Exercise set:
1. Reproduce the theme-park travel article starting with "If there is" and going on through "kind of itinerary?", switching "Santa Monica pier" to "Huntington Beach pier".
2. Name every theme park that the theme-park travel article says mother and son visited during their five days.
3. Carry on the theme-park travel article from the point where it stops.

Text block:
If there is one thing I know about my 15year-old son, it's that he doesn't have an 'off' switch. So who better to go with on a whirlwind tour of theme parks in Southern California?
In five days, we took in Universal Studios, Six Flags, Sea World and California Adventure/Disneyland. On our one day off, we jostled with thousands of other tourists along Hollywood Boulevard's Walk of Fame, took pictures of ourselves holding up the Hollywood sign, went surfing at Venice beach (well, he surfed, I watched) and rode the roller coaster on the Santa Monica pier (again, he rode, I watched.)
Now, one may ask, what parent in her right mind would subject herself to that kind of itinerary?
It's a valid question. Suffice it to say, a short jaunt to Six Flags, LA (Mecca for roller coaster worshippers like my son) grew arms and legs.
In the end, three very different agendas - my son's desire to ride some of the biggest, fastest, most stomach-churning rides on the planet, California Tourism's desire to promote their billion dollar attractions and my desire to connect with my adolescent son - merged into one hair-raising, nerve-wracking, wonderful trip.
I sensed we were off to a high-voltage start when the sub-compact car I was attempting to rent for the week couldn't be found, so the Avis car rental guy waved us over from across the parking lot, handed me some keys and said, "Y'all just take this one" - a red Mustang, no less.
While I fretted about poor sight lines and excessive gas consumption, my son immediately assumed the position of a young man in a hot car - knees and elbows out, shades on.
He took control of the radio dial as I fussed with the GPS. Soon we were cruising down Fairfax Avenue to our hotel, the Farmer's Daughter, in the centre of LA, across the street from one the oldest farmer's markets in California and a 10-minute drive into the heart of West Hollywood. The Farmer's Daughter is a quaint, casual place with friendly service. The Farmer's Market, which is just across the street, is a great place to fill up on supplies for a day of sight seeing. It has hundreds of food stalls and eateries - a bit like Granville's Market but a little less glossy.
DAY 1: UNIVERSAL STUDIOS
After checking in and grabbing lunch at the market, we were back in the "red rocket," heading to Universal Studios.

Records from a dataset
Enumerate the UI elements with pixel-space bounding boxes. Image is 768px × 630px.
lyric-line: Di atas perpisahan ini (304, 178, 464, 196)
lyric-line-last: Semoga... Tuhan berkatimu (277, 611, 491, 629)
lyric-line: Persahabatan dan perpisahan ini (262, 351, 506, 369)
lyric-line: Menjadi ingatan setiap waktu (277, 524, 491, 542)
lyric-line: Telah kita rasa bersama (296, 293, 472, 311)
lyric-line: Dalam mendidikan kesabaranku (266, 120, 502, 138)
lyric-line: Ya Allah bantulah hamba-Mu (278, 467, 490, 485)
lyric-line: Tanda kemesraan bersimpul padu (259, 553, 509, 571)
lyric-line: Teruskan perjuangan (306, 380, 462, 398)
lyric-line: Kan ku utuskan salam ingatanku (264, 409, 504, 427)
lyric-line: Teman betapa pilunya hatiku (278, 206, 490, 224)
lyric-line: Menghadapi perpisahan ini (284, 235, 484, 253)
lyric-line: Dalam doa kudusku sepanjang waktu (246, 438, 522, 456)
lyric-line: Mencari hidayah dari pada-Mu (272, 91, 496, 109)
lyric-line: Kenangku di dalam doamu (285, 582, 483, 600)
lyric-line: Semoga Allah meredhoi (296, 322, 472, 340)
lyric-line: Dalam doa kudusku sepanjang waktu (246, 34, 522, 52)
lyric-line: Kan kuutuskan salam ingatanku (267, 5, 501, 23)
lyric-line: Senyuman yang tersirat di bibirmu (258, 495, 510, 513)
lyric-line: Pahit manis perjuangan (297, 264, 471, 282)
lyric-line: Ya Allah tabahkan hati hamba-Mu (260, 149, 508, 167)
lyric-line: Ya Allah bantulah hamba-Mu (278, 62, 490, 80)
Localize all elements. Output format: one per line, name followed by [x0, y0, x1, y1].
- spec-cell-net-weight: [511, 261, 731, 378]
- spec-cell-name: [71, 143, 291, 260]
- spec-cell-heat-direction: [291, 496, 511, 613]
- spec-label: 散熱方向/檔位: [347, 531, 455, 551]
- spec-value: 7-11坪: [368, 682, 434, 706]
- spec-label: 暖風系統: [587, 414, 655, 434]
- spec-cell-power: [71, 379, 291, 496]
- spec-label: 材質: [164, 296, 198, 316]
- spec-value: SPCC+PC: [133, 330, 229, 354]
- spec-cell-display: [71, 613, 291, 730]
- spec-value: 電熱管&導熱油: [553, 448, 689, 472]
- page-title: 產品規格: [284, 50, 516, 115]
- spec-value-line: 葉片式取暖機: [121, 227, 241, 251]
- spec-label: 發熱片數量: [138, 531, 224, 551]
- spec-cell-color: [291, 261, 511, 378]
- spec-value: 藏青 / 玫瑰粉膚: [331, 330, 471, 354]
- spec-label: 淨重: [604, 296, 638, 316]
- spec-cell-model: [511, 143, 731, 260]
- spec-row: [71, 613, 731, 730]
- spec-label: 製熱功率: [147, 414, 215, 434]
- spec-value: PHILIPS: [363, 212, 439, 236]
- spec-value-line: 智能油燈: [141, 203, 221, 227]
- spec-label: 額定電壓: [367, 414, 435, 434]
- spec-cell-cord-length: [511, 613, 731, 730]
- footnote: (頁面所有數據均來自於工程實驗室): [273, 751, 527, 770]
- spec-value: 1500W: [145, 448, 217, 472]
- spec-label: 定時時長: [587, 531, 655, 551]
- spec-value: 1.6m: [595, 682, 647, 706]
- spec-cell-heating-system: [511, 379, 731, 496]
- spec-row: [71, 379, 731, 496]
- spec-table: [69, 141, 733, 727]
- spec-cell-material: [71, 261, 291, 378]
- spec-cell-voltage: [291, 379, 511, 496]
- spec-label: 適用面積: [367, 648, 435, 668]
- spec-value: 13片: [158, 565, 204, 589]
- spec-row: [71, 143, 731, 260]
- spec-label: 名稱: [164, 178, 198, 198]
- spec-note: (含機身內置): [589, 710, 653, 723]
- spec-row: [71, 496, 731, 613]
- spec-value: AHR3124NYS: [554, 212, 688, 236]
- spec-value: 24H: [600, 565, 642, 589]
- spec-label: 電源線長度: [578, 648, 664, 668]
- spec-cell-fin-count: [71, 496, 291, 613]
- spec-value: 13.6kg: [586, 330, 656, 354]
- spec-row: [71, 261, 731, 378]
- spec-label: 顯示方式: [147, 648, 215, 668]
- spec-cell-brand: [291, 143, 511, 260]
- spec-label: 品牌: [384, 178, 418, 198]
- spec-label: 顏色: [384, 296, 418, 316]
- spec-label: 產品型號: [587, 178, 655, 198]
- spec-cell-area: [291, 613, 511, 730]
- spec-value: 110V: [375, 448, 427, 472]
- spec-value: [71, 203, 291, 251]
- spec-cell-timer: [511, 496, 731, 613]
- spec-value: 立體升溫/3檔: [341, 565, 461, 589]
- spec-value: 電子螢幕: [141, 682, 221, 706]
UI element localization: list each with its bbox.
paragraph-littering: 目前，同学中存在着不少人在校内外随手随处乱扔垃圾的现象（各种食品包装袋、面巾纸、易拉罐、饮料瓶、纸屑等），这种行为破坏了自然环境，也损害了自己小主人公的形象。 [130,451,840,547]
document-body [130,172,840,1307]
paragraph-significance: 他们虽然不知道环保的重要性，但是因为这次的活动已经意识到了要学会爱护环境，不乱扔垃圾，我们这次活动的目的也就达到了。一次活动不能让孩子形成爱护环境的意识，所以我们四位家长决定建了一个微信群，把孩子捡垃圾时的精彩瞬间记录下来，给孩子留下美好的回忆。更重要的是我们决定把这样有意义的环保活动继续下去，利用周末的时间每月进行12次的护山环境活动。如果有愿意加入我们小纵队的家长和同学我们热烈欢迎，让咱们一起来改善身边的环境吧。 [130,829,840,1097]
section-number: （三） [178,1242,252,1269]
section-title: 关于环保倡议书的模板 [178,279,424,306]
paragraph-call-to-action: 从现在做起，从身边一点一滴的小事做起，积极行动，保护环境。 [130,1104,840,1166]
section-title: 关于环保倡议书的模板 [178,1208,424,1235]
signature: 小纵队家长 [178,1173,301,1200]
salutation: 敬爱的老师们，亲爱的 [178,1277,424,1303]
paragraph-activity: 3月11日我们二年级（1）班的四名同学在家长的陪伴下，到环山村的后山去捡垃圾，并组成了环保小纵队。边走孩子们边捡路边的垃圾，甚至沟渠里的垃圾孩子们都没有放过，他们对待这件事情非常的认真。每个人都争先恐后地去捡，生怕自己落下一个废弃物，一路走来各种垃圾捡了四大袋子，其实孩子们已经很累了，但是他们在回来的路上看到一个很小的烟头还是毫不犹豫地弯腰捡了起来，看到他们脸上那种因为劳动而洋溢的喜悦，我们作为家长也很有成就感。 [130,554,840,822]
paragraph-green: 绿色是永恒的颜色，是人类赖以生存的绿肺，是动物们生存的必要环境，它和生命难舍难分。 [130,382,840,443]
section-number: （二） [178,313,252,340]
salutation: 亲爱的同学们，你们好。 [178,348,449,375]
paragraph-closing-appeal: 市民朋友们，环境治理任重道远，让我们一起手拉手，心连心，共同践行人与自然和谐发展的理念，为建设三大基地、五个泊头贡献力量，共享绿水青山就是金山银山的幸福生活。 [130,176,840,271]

Expected responses:
1.
If there is one thing I know about my 15year-old son, it's that he doesn't have an 'off' switch. So who better to go with on a whirlwind tour of theme parks in Southern California?
In five days, we took in Universal Studios, Six Flags, Sea World and California Adventure/Disneyland. On our one day off, we jostled with thousands of other tourists along Hollywood Boulevard's Walk of Fame, took pictures of ourselves holding up the Hollywood sign, went surfing at Venice beach (well, he surfed, I watched) and rode the roller coaster on the Huntington Beach pier (again, he rode, I watched.)
Now, one may ask, what parent in her right mind would subject herself to that kind of itinerary?

2.
Universal Studios
Six Flags
Sea World
California Adventure/Disneyland

3.
As we walked in, I noticed that the regular day passes were $80 while Front of Line passes went for $129. I shook my head at the thought of someone spending that kind of money just for VIP status. However, after waiting two hours, that's right, two full hours, in a line-up for the new Transformer ride, the idea didn't seem so ridiculous. To be fair, that was by far the longest line as its Universal Studio's newest ride.
What is cool about this, and many of the Universal Studio rides, is its movie quality.
While your little vehicle is going this way and that, most of the sensation of flying through the air comes from the 3D visuals.
In the case of the Transformer ride, the vehicles are modelled after an Autobot, which you become. The ride begins with you moving out of the loading station only to witness Ravage (bad Transformer) grabbing the canister that contains the AllSpark (what Transformers are always fighting over.) You suddenly spin around to see Bumblebee (good Transformer) fighting Sideways (bad Transformer.) Before you know it, you've been handed the Allspark and the fate of the world depends on you whisking through the heat of battle to bring the AllSpark to safety - Optimus Prime is counting on you.
The ride, which opened May 2012, reportedly cost $100 million to build. And, indeed, it is a blast, although it's over in a flash. (Did I mention the two-hour wait?) But here's the trick - timing.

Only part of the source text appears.